• _Your task_
Starting at the line that contains "Give me a plain-text", quote each line exactly through the last line of the entries, both included.

(Raw records)
○ ○ ○ ○ ○ ○ ○

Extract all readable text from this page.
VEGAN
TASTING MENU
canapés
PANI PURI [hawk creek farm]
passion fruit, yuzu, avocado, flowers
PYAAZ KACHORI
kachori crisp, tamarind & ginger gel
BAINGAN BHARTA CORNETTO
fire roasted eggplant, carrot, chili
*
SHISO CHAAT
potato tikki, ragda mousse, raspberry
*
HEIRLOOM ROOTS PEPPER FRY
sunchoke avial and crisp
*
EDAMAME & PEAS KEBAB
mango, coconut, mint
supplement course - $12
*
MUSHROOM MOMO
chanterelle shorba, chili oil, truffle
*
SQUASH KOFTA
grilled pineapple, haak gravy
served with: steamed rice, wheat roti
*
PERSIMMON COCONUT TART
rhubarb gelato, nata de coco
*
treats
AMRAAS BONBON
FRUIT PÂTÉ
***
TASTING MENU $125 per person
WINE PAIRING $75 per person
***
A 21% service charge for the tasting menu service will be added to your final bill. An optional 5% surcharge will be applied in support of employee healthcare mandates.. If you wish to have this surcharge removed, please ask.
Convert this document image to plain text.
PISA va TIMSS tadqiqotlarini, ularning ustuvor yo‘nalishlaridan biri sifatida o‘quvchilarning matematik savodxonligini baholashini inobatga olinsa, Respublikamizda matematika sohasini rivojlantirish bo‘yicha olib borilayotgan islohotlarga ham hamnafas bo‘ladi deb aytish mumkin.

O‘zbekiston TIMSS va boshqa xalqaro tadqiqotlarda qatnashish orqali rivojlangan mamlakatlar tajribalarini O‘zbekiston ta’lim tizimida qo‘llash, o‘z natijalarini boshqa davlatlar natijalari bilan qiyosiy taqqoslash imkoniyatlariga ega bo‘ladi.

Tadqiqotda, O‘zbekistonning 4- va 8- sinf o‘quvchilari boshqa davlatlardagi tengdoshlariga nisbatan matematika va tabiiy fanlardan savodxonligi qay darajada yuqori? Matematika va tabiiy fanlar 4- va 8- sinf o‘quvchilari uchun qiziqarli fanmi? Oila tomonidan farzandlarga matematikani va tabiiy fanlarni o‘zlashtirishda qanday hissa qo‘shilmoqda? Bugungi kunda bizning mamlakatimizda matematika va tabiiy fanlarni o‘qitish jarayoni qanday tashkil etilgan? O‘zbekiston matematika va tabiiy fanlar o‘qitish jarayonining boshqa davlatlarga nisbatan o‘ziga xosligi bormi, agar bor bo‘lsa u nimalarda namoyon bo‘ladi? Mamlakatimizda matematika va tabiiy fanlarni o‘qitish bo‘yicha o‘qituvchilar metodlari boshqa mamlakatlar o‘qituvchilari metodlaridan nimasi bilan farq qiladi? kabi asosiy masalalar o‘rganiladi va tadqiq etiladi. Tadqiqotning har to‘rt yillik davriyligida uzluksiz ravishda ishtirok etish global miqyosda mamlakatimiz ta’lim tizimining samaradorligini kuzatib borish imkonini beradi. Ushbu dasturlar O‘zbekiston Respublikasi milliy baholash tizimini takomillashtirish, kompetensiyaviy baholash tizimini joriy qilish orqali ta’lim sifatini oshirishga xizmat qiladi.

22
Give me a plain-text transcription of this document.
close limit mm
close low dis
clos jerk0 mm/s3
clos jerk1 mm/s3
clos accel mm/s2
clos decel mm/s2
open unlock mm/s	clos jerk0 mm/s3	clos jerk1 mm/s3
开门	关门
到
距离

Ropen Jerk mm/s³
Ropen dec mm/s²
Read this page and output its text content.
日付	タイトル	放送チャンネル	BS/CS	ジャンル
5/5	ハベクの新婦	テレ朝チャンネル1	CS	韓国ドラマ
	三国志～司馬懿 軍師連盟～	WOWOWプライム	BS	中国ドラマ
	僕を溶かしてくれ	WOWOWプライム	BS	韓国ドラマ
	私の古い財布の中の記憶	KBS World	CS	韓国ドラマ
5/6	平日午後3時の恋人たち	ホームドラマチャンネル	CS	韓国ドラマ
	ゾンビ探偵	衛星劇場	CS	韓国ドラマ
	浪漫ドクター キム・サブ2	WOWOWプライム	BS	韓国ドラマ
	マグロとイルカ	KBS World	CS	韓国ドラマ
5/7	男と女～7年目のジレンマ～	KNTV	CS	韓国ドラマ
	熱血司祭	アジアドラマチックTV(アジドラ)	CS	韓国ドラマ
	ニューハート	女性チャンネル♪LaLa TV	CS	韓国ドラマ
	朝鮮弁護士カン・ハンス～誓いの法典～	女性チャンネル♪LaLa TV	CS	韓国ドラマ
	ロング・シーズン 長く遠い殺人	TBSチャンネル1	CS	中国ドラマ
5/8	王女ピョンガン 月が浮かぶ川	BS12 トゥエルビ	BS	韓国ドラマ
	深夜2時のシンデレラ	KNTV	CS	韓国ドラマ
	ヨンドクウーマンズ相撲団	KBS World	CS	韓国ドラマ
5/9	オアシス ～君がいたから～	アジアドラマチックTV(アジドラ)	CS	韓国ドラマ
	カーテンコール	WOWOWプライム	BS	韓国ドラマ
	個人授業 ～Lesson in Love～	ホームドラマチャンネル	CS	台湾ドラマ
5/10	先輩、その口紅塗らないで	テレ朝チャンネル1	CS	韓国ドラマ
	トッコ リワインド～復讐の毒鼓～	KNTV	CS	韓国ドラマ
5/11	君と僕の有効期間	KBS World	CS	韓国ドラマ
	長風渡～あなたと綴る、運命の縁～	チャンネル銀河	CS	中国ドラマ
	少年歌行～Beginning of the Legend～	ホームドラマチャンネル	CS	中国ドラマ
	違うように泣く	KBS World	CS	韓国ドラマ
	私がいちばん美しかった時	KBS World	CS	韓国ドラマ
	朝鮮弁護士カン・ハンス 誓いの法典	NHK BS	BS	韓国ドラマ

○ ○ ○ ○ ○ ○ ○

• _Written response_
Give me a plain-text transcription of this document.
close limit mm
close low dis
clos jerk0 mm/s3
clos jerk1 mm/s3
clos accel mm/s2
clos decel mm/s2
open unlock mm/s	clos jerk0 mm/s3	clos jerk1 mm/s3
开门	关门
到
距离

Ropen Jerk mm/s³
Ropen dec mm/s²
Read this page and output its text content.
日付	タイトル	放送チャンネル	BS/CS	ジャンル
5/5	ハベクの新婦	テレ朝チャンネル1	CS	韓国ドラマ
	三国志～司馬懿 軍師連盟～	WOWOWプライム	BS	中国ドラマ
	僕を溶かしてくれ	WOWOWプライム	BS	韓国ドラマ
	私の古い財布の中の記憶	KBS World	CS	韓国ドラマ
5/6	平日午後3時の恋人たち	ホームドラマチャンネル	CS	韓国ドラマ
	ゾンビ探偵	衛星劇場	CS	韓国ドラマ
	浪漫ドクター キム・サブ2	WOWOWプライム	BS	韓国ドラマ
	マグロとイルカ	KBS World	CS	韓国ドラマ
5/7	男と女～7年目のジレンマ～	KNTV	CS	韓国ドラマ
	熱血司祭	アジアドラマチックTV(アジドラ)	CS	韓国ドラマ
	ニューハート	女性チャンネル♪LaLa TV	CS	韓国ドラマ
	朝鮮弁護士カン・ハンス～誓いの法典～	女性チャンネル♪LaLa TV	CS	韓国ドラマ
	ロング・シーズン 長く遠い殺人	TBSチャンネル1	CS	中国ドラマ
5/8	王女ピョンガン 月が浮かぶ川	BS12 トゥエルビ	BS	韓国ドラマ
	深夜2時のシンデレラ	KNTV	CS	韓国ドラマ
	ヨンドクウーマンズ相撲団	KBS World	CS	韓国ドラマ
5/9	オアシス ～君がいたから～	アジアドラマチックTV(アジドラ)	CS	韓国ドラマ
	カーテンコール	WOWOWプライム	BS	韓国ドラマ
	個人授業 ～Lesson in Love～	ホームドラマチャンネル	CS	台湾ドラマ
5/10	先輩、その口紅塗らないで	テレ朝チャンネル1	CS	韓国ドラマ
	トッコ リワインド～復讐の毒鼓～	KNTV	CS	韓国ドラマ
5/11	君と僕の有効期間	KBS World	CS	韓国ドラマ
	長風渡～あなたと綴る、運命の縁～	チャンネル銀河	CS	中国ドラマ
	少年歌行～Beginning of the Legend～	ホームドラマチャンネル	CS	中国ドラマ
	違うように泣く	KBS World	CS	韓国ドラマ
	私がいちばん美しかった時	KBS World	CS	韓国ドラマ
	朝鮮弁護士カン・ハンス 誓いの法典	NHK BS	BS	韓国ドラマ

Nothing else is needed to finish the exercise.